Give the listing again character for character, but drop the images.
***** Dataset
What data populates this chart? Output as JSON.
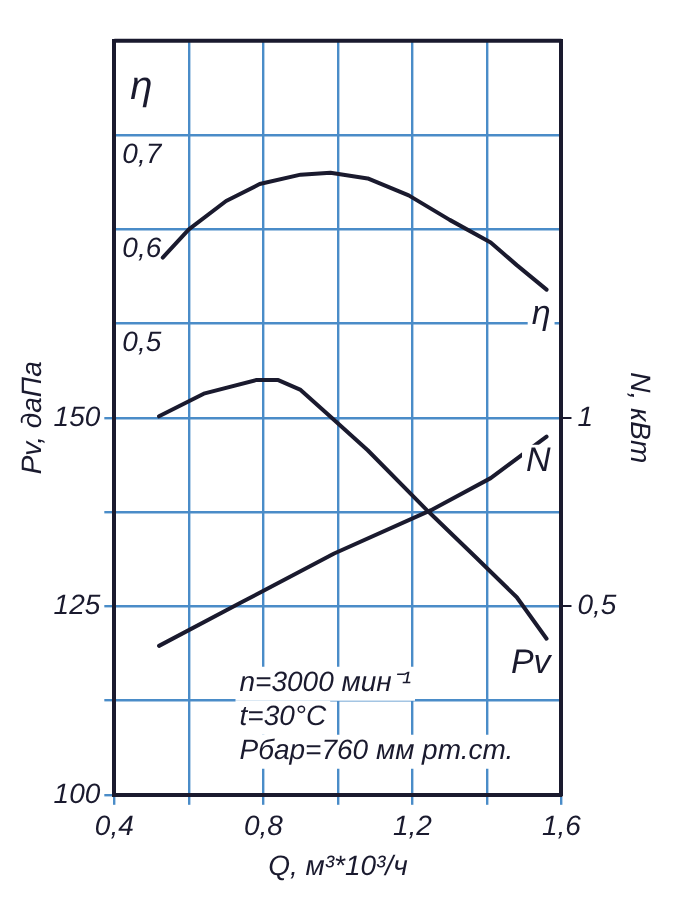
{
  "chart_data": {
    "type": "line",
    "xlabel": "Q, м³*10³/ч",
    "ylabel": "Pv, даПа",
    "y2label": "N, кВт",
    "y3label": "η",
    "xlim": [
      0.4,
      1.6
    ],
    "xticks": [
      {
        "value": 0.4,
        "label": "0,4"
      },
      {
        "value": 0.6,
        "label": null
      },
      {
        "value": 0.8,
        "label": "0,8"
      },
      {
        "value": 1.0,
        "label": null
      },
      {
        "value": 1.2,
        "label": "1,2"
      },
      {
        "value": 1.4,
        "label": null
      },
      {
        "value": 1.6,
        "label": "1,6"
      }
    ],
    "ylim": [
      100,
      200
    ],
    "yticks": [
      100,
      {
        "value": 112.5,
        "label": null
      },
      125,
      {
        "value": 137.5,
        "label": null
      },
      150
    ],
    "y2lim": [
      0,
      2
    ],
    "y2ticks": [
      {
        "value": 0.5,
        "label": "0,5"
      },
      1
    ],
    "y3lim": [
      0,
      0.8
    ],
    "y3ticks": [
      {
        "value": 0.5,
        "label": "0,5"
      },
      {
        "value": 0.6,
        "label": "0,6"
      },
      {
        "value": 0.7,
        "label": "0,7"
      }
    ],
    "grid": true,
    "legend": false,
    "marker": "none",
    "line_style": "solid",
    "series": [
      {
        "name": "η",
        "color": "#1a1a2e",
        "axis": "y3",
        "x": [
          0.53,
          0.6,
          0.7,
          0.79,
          0.9,
          0.98,
          1.08,
          1.19,
          1.3,
          1.41,
          1.48,
          1.56
        ],
        "values": [
          0.57,
          0.6,
          0.63,
          0.648,
          0.658,
          0.66,
          0.654,
          0.636,
          0.61,
          0.586,
          0.562,
          0.536
        ]
      },
      {
        "name": "Pv",
        "color": "#1a1a2e",
        "axis": "y",
        "x": [
          0.52,
          0.64,
          0.78,
          0.84,
          0.9,
          0.99,
          1.08,
          1.24,
          1.37,
          1.48,
          1.56
        ],
        "values": [
          150.2,
          153.2,
          155,
          155,
          153.7,
          149.7,
          145.7,
          137.7,
          131.5,
          126.2,
          120.7
        ]
      },
      {
        "name": "N",
        "color": "#1a1a2e",
        "axis": "y2",
        "x": [
          0.52,
          0.74,
          0.99,
          1.25,
          1.41,
          1.56
        ],
        "values": [
          0.395,
          0.51,
          0.64,
          0.755,
          0.84,
          0.95
        ]
      }
    ],
    "annotations": [
      "n=3000 мин⁻¹",
      "t=30°C",
      "Pбар=760 мм рт.ст."
    ]
  }
}
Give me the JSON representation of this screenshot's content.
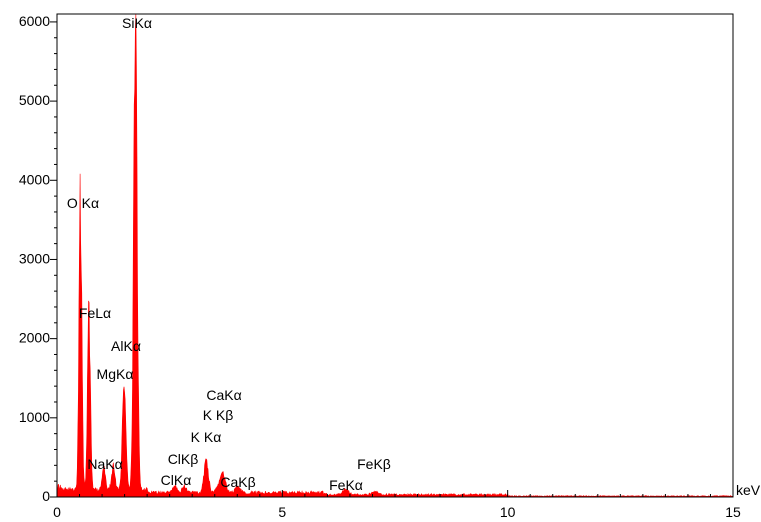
{
  "chart_data": {
    "type": "line",
    "title": "",
    "xlabel": "",
    "ylabel": "",
    "x_unit": "keV",
    "xlim": [
      0,
      15
    ],
    "ylim": [
      0,
      6100
    ],
    "x_ticks": [
      0,
      5,
      10,
      15
    ],
    "y_ticks": [
      0,
      1000,
      2000,
      3000,
      4000,
      5000,
      6000
    ],
    "grid": false,
    "legend": "none",
    "fill_color": "#ff0000",
    "baseline_counts": 60,
    "peaks": [
      {
        "label": "O Kα",
        "energy": 0.52,
        "counts": 3650
      },
      {
        "label": "FeLα",
        "energy": 0.71,
        "counts": 2200
      },
      {
        "label": "NaKα",
        "energy": 1.04,
        "counts": 300
      },
      {
        "label": "MgKα",
        "energy": 1.25,
        "counts": 320
      },
      {
        "label": "AlKα",
        "energy": 1.49,
        "counts": 1450
      },
      {
        "label": "SiKα",
        "energy": 1.74,
        "counts": 5900
      },
      {
        "label": "ClKα",
        "energy": 2.62,
        "counts": 90
      },
      {
        "label": "ClKβ",
        "energy": 2.82,
        "counts": 75
      },
      {
        "label": "K Kα",
        "energy": 3.31,
        "counts": 400
      },
      {
        "label": "K Kβ",
        "energy": 3.59,
        "counts": 110
      },
      {
        "label": "CaKα",
        "energy": 3.69,
        "counts": 230
      },
      {
        "label": "CaKβ",
        "energy": 4.01,
        "counts": 80
      },
      {
        "label": "FeKα",
        "energy": 6.4,
        "counts": 70
      },
      {
        "label": "FeKβ",
        "energy": 7.06,
        "counts": 40
      }
    ]
  }
}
**********
#### Full solution:
What data populates this chart? Output as JSON.
{
  "chart_data": {
    "type": "line",
    "xlabel": "Q, м³*10³/ч",
    "ylabel": "Pv, даПа",
    "y2label": "N, кВт",
    "y3label": "η",
    "xlim": [
      0.4,
      1.6
    ],
    "xticks": [
      {
        "value": 0.4,
        "label": "0,4"
      },
      {
        "value": 0.6,
        "label": null
      },
      {
        "value": 0.8,
        "label": "0,8"
      },
      {
        "value": 1.0,
        "label": null
      },
      {
        "value": 1.2,
        "label": "1,2"
      },
      {
        "value": 1.4,
        "label": null
      },
      {
        "value": 1.6,
        "label": "1,6"
      }
    ],
    "ylim": [
      100,
      200
    ],
    "yticks": [
      100,
      {
        "value": 112.5,
        "label": null
      },
      125,
      {
        "value": 137.5,
        "label": null
      },
      150
    ],
    "y2lim": [
      0,
      2
    ],
    "y2ticks": [
      {
        "value": 0.5,
        "label": "0,5"
      },
      1
    ],
    "y3lim": [
      0,
      0.8
    ],
    "y3ticks": [
      {
        "value": 0.5,
        "label": "0,5"
      },
      {
        "value": 0.6,
        "label": "0,6"
      },
      {
        "value": 0.7,
        "label": "0,7"
      }
    ],
    "grid": true,
    "legend": false,
    "marker": "none",
    "line_style": "solid",
    "series": [
      {
        "name": "η",
        "color": "#1a1a2e",
        "axis": "y3",
        "x": [
          0.53,
          0.6,
          0.7,
          0.79,
          0.9,
          0.98,
          1.08,
          1.19,
          1.3,
          1.41,
          1.48,
          1.56
        ],
        "values": [
          0.57,
          0.6,
          0.63,
          0.648,
          0.658,
          0.66,
          0.654,
          0.636,
          0.61,
          0.586,
          0.562,
          0.536
        ]
      },
      {
        "name": "Pv",
        "color": "#1a1a2e",
        "axis": "y",
        "x": [
          0.52,
          0.64,
          0.78,
          0.84,
          0.9,
          0.99,
          1.08,
          1.24,
          1.37,
          1.48,
          1.56
        ],
        "values": [
          150.2,
          153.2,
          155,
          155,
          153.7,
          149.7,
          145.7,
          137.7,
          131.5,
          126.2,
          120.7
        ]
      },
      {
        "name": "N",
        "color": "#1a1a2e",
        "axis": "y2",
        "x": [
          0.52,
          0.74,
          0.99,
          1.25,
          1.41,
          1.56
        ],
        "values": [
          0.395,
          0.51,
          0.64,
          0.755,
          0.84,
          0.95
        ]
      }
    ],
    "annotations": [
      "n=3000 мин⁻¹",
      "t=30°C",
      "Pбар=760 мм рт.ст."
    ]
  }
}
Give me the JSON representation of this screenshot's content.
{
  "chart_data": {
    "type": "line",
    "title": "",
    "xlabel": "",
    "ylabel": "",
    "x_unit": "keV",
    "xlim": [
      0,
      15
    ],
    "ylim": [
      0,
      6100
    ],
    "x_ticks": [
      0,
      5,
      10,
      15
    ],
    "y_ticks": [
      0,
      1000,
      2000,
      3000,
      4000,
      5000,
      6000
    ],
    "grid": false,
    "legend": "none",
    "fill_color": "#ff0000",
    "baseline_counts": 60,
    "peaks": [
      {
        "label": "O Kα",
        "energy": 0.52,
        "counts": 3650
      },
      {
        "label": "FeLα",
        "energy": 0.71,
        "counts": 2200
      },
      {
        "label": "NaKα",
        "energy": 1.04,
        "counts": 300
      },
      {
        "label": "MgKα",
        "energy": 1.25,
        "counts": 320
      },
      {
        "label": "AlKα",
        "energy": 1.49,
        "counts": 1450
      },
      {
        "label": "SiKα",
        "energy": 1.74,
        "counts": 5900
      },
      {
        "label": "ClKα",
        "energy": 2.62,
        "counts": 90
      },
      {
        "label": "ClKβ",
        "energy": 2.82,
        "counts": 75
      },
      {
        "label": "K Kα",
        "energy": 3.31,
        "counts": 400
      },
      {
        "label": "K Kβ",
        "energy": 3.59,
        "counts": 110
      },
      {
        "label": "CaKα",
        "energy": 3.69,
        "counts": 230
      },
      {
        "label": "CaKβ",
        "energy": 4.01,
        "counts": 80
      },
      {
        "label": "FeKα",
        "energy": 6.4,
        "counts": 70
      },
      {
        "label": "FeKβ",
        "energy": 7.06,
        "counts": 40
      }
    ]
  }
}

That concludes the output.